_REQUIREMENT_:
Extract every entry word for word.

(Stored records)
************

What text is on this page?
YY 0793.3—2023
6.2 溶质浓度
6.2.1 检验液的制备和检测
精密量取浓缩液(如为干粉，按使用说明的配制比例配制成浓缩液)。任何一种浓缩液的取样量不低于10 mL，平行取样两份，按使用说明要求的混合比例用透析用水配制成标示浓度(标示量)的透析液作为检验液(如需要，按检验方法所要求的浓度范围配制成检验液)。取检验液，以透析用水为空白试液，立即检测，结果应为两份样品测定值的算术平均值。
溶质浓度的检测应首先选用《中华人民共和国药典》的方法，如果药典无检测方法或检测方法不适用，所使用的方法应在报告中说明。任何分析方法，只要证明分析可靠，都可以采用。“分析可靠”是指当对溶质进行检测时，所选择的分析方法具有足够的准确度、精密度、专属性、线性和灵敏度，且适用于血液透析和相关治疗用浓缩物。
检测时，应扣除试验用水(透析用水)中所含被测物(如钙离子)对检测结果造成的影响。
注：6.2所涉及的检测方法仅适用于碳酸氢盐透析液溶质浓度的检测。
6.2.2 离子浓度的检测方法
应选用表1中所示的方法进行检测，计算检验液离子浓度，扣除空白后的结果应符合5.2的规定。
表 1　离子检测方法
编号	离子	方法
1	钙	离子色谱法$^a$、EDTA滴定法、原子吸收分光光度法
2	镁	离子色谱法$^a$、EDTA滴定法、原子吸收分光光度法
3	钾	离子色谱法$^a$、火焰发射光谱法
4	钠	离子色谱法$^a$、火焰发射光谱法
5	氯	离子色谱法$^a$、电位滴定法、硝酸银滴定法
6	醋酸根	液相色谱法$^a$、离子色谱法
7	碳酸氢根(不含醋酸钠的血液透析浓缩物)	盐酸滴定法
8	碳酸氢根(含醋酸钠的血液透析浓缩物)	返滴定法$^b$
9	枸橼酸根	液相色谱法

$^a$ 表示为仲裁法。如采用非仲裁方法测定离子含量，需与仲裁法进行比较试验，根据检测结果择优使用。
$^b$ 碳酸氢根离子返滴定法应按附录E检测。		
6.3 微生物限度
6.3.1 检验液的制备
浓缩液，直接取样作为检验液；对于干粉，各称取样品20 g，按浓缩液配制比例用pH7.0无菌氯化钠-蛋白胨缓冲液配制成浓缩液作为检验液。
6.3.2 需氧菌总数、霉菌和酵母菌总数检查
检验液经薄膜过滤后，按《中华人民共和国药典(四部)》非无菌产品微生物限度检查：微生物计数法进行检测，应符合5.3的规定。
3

************

_SOLUTION FOR THIS PROBLEM_:
What text is on this page?
YY 0793.3—2023
6.2 溶质浓度
6.2.1 检验液的制备和检测
精密量取浓缩液(如为干粉，按使用说明的配制比例配制成浓缩液)。任何一种浓缩液的取样量不低于10 mL，平行取样两份，按使用说明要求的混合比例用透析用水配制成标示浓度(标示量)的透析液作为检验液(如需要，按检验方法所要求的浓度范围配制成检验液)。取检验液，以透析用水为空白试液，立即检测，结果应为两份样品测定值的算术平均值。
溶质浓度的检测应首先选用《中华人民共和国药典》的方法，如果药典无检测方法或检测方法不适用，所使用的方法应在报告中说明。任何分析方法，只要证明分析可靠，都可以采用。“分析可靠”是指当对溶质进行检测时，所选择的分析方法具有足够的准确度、精密度、专属性、线性和灵敏度，且适用于血液透析和相关治疗用浓缩物。
检测时，应扣除试验用水(透析用水)中所含被测物(如钙离子)对检测结果造成的影响。
注：6.2所涉及的检测方法仅适用于碳酸氢盐透析液溶质浓度的检测。
6.2.2 离子浓度的检测方法
应选用表1中所示的方法进行检测，计算检验液离子浓度，扣除空白后的结果应符合5.2的规定。
表 1　离子检测方法
编号	离子	方法
1	钙	离子色谱法$^a$、EDTA滴定法、原子吸收分光光度法
2	镁	离子色谱法$^a$、EDTA滴定法、原子吸收分光光度法
3	钾	离子色谱法$^a$、火焰发射光谱法
4	钠	离子色谱法$^a$、火焰发射光谱法
5	氯	离子色谱法$^a$、电位滴定法、硝酸银滴定法
6	醋酸根	液相色谱法$^a$、离子色谱法
7	碳酸氢根(不含醋酸钠的血液透析浓缩物)	盐酸滴定法
8	碳酸氢根(含醋酸钠的血液透析浓缩物)	返滴定法$^b$
9	枸橼酸根	液相色谱法

$^a$ 表示为仲裁法。如采用非仲裁方法测定离子含量，需与仲裁法进行比较试验，根据检测结果择优使用。
$^b$ 碳酸氢根离子返滴定法应按附录E检测。		
6.3 微生物限度
6.3.1 检验液的制备
浓缩液，直接取样作为检验液；对于干粉，各称取样品20 g，按浓缩液配制比例用pH7.0无菌氯化钠-蛋白胨缓冲液配制成浓缩液作为检验液。
6.3.2 需氧菌总数、霉菌和酵母菌总数检查
检验液经薄膜过滤后，按《中华人民共和国药典(四部)》非无菌产品微生物限度检查：微生物计数法进行检测，应符合5.3的规定。
3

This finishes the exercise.